-- start DATA FOR THIS EXERCISE --

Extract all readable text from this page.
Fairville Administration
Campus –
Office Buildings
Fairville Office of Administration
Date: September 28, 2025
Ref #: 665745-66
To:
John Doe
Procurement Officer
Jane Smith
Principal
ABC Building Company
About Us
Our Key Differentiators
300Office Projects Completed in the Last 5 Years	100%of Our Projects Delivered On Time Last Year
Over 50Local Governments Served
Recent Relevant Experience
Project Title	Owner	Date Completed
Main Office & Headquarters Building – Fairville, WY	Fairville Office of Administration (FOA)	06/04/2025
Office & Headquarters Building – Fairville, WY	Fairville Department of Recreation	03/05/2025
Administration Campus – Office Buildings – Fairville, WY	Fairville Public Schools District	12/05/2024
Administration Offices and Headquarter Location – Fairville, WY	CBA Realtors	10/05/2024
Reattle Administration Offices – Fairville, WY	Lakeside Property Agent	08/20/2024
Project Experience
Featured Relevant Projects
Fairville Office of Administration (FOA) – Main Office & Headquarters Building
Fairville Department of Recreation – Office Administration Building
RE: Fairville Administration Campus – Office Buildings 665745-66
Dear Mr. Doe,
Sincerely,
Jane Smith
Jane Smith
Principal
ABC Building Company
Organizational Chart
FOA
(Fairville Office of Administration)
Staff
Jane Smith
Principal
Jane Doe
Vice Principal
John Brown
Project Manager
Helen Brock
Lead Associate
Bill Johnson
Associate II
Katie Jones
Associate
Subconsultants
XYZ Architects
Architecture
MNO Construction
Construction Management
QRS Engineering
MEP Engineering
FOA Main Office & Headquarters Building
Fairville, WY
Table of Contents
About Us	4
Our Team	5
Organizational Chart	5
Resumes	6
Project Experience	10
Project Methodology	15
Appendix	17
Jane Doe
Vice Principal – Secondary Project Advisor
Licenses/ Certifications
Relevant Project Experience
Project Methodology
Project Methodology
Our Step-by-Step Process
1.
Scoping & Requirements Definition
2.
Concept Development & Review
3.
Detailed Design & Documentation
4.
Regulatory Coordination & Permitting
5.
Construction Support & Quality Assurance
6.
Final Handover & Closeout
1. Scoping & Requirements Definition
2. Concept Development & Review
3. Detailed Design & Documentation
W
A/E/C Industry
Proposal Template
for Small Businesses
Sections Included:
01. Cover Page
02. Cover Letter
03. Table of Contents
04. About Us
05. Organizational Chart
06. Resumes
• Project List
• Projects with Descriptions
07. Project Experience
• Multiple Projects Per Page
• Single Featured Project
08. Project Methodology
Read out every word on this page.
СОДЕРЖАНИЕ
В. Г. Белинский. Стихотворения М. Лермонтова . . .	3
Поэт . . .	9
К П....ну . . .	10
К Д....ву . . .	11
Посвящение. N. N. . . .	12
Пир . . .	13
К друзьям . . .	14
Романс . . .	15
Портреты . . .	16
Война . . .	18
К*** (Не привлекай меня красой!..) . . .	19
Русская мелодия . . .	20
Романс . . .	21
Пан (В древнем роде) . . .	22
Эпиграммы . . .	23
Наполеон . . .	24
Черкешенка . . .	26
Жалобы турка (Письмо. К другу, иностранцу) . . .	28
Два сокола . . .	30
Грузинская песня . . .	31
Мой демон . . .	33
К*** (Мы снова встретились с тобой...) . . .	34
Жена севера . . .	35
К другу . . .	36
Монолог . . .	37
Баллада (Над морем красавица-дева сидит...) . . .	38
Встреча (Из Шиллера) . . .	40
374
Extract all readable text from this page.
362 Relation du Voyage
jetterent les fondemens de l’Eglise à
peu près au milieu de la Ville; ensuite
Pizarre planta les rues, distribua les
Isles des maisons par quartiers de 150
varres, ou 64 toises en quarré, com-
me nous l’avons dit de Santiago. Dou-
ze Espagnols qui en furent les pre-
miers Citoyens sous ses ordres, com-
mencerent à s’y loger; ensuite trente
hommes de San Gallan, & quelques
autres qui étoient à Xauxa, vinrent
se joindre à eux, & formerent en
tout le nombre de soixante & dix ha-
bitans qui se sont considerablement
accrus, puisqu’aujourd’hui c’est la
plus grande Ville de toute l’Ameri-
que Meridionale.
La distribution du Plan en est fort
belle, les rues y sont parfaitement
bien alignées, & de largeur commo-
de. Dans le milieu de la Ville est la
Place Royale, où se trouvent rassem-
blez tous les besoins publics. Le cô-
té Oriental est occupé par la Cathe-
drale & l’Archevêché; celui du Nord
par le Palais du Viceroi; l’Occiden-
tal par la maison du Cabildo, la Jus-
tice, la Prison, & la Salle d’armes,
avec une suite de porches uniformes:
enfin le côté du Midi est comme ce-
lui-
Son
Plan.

-- end DATA FOR THIS EXERCISE --

(TASK DETAILS):
Copy all of the data. Keep every word exactly as it is.

(FINISHED TASK):
Extract all readable text from this page.
Fairville Administration
Campus –
Office Buildings
Fairville Office of Administration
Date: September 28, 2025
Ref #: 665745-66
To:
John Doe
Procurement Officer
Jane Smith
Principal
ABC Building Company
About Us
Our Key Differentiators
300Office Projects Completed in the Last 5 Years	100%of Our Projects Delivered On Time Last Year
Over 50Local Governments Served
Recent Relevant Experience
Project Title	Owner	Date Completed
Main Office & Headquarters Building – Fairville, WY	Fairville Office of Administration (FOA)	06/04/2025
Office & Headquarters Building – Fairville, WY	Fairville Department of Recreation	03/05/2025
Administration Campus – Office Buildings – Fairville, WY	Fairville Public Schools District	12/05/2024
Administration Offices and Headquarter Location – Fairville, WY	CBA Realtors	10/05/2024
Reattle Administration Offices – Fairville, WY	Lakeside Property Agent	08/20/2024
Project Experience
Featured Relevant Projects
Fairville Office of Administration (FOA) – Main Office & Headquarters Building
Fairville Department of Recreation – Office Administration Building
RE: Fairville Administration Campus – Office Buildings 665745-66
Dear Mr. Doe,
Sincerely,
Jane Smith
Jane Smith
Principal
ABC Building Company
Organizational Chart
FOA
(Fairville Office of Administration)
Staff
Jane Smith
Principal
Jane Doe
Vice Principal
John Brown
Project Manager
Helen Brock
Lead Associate
Bill Johnson
Associate II
Katie Jones
Associate
Subconsultants
XYZ Architects
Architecture
MNO Construction
Construction Management
QRS Engineering
MEP Engineering
FOA Main Office & Headquarters Building
Fairville, WY
Table of Contents
About Us	4
Our Team	5
Organizational Chart	5
Resumes	6
Project Experience	10
Project Methodology	15
Appendix	17
Jane Doe
Vice Principal – Secondary Project Advisor
Licenses/ Certifications
Relevant Project Experience
Project Methodology
Project Methodology
Our Step-by-Step Process
1.
Scoping & Requirements Definition
2.
Concept Development & Review
3.
Detailed Design & Documentation
4.
Regulatory Coordination & Permitting
5.
Construction Support & Quality Assurance
6.
Final Handover & Closeout
1. Scoping & Requirements Definition
2. Concept Development & Review
3. Detailed Design & Documentation
W
A/E/C Industry
Proposal Template
for Small Businesses
Sections Included:
01. Cover Page
02. Cover Letter
03. Table of Contents
04. About Us
05. Organizational Chart
06. Resumes
• Project List
• Projects with Descriptions
07. Project Experience
• Multiple Projects Per Page
• Single Featured Project
08. Project Methodology
Read out every word on this page.
СОДЕРЖАНИЕ
В. Г. Белинский. Стихотворения М. Лермонтова . . .	3
Поэт . . .	9
К П....ну . . .	10
К Д....ву . . .	11
Посвящение. N. N. . . .	12
Пир . . .	13
К друзьям . . .	14
Романс . . .	15
Портреты . . .	16
Война . . .	18
К*** (Не привлекай меня красой!..) . . .	19
Русская мелодия . . .	20
Романс . . .	21
Пан (В древнем роде) . . .	22
Эпиграммы . . .	23
Наполеон . . .	24
Черкешенка . . .	26
Жалобы турка (Письмо. К другу, иностранцу) . . .	28
Два сокола . . .	30
Грузинская песня . . .	31
Мой демон . . .	33
К*** (Мы снова встретились с тобой...) . . .	34
Жена севера . . .	35
К другу . . .	36
Монолог . . .	37
Баллада (Над морем красавица-дева сидит...) . . .	38
Встреча (Из Шиллера) . . .	40
374
Extract all readable text from this page.
362 Relation du Voyage
jetterent les fondemens de l’Eglise à
peu près au milieu de la Ville; ensuite
Pizarre planta les rues, distribua les
Isles des maisons par quartiers de 150
varres, ou 64 toises en quarré, com-
me nous l’avons dit de Santiago. Dou-
ze Espagnols qui en furent les pre-
miers Citoyens sous ses ordres, com-
mencerent à s’y loger; ensuite trente
hommes de San Gallan, & quelques
autres qui étoient à Xauxa, vinrent
se joindre à eux, & formerent en
tout le nombre de soixante & dix ha-
bitans qui se sont considerablement
accrus, puisqu’aujourd’hui c’est la
plus grande Ville de toute l’Ameri-
que Meridionale.
La distribution du Plan en est fort
belle, les rues y sont parfaitement
bien alignées, & de largeur commo-
de. Dans le milieu de la Ville est la
Place Royale, où se trouvent rassem-
blez tous les besoins publics. Le cô-
té Oriental est occupé par la Cathe-
drale & l’Archevêché; celui du Nord
par le Palais du Viceroi; l’Occiden-
tal par la maison du Cabildo, la Jus-
tice, la Prison, & la Salle d’armes,
avec une suite de porches uniformes:
enfin le côté du Midi est comme ce-
lui-
Son
Plan.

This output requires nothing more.